§ **AIM**:
Duplicate the stretch of the drill press pulley repair text from "Replacing this pulley" through "is very strong.".
---------- EXCERPT TO READ
# Drill Press Pulley Repair



## HMF (Feb 25, 2015)

*Aluminum Pulley Repair*
published with permission of Mike Slater 

Hi all,
I was faced with the challenge of repairing a chipped aluminum pulley - thought folks here might be interested in this approach.
A little background:
I recently aquired a multi-speed pulley assembly for a Southbend drill press I'm getting ready to restore.
Unfortunately the large pulley on the 4-step pulley had a large chunk missing.
Replacing this pulley was going to be difficult - so repair was the best option.

Since I don't have a TIG or MIG setup, I did some research and decided to try some of the low temp aluminum rods. (I chose Durafix - there are others)
These are an aluminum alloy that melts somewhere in the 750 deg range. It really goes on more like solder but is very strong.
I practiced on a spare broken pulley before trying this on the important piece. (PRACTICE FIRST!!!)
The results are better than expected.
A steel piece was placed on the back side of the pulley as a form - the Durafix will not stick to steel.
I used a regular torch running MAP gas. Everything has to get to temp before the rod can be applied - then you basically "tin" the cracked area.
Once tinned you can keep adding rod to fill the area.
Let it cool naturally then use a belt sander to get to the rough shape.
I finished this on a lathe. After this is polished it will be practically invisible.
ATTACHMENTS






Better to overfill - its a pain to add more material after the initial "fix"




On my practice parts I used a propane torch but had a devil of a time keeping every thing hot.

On subsequent practice parts I developed the technique shown in the photos.
CLEAN the part well - oil even from your hands screws things up
1/8" steel backing - anything thinner warps as heat is applied.
Steel is supported on the ends only to keep heat transfer at a minimum.
With these 2 techniques and the MAP gas I was able to get and keep everything hot.
This pulley was pretty large - probably 6.5" at the large end and a fair amount of metal in the middle for bearings. Plus the break covered a large area.
--------------------
---------- DATA LINES
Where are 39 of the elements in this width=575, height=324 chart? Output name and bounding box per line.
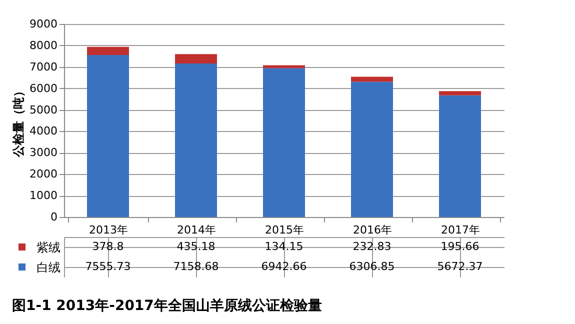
--------------------
§ **THE SOLUTION**:
Replacing this pulley was going to be difficult - so repair was the best option.

Since I don't have a TIG or MIG setup, I did some research and decided to try some of the low temp aluminum rods. (I chose Durafix - there are others)
These are an aluminum alloy that melts somewhere in the 750 deg range. It really goes on more like solder but is very strong.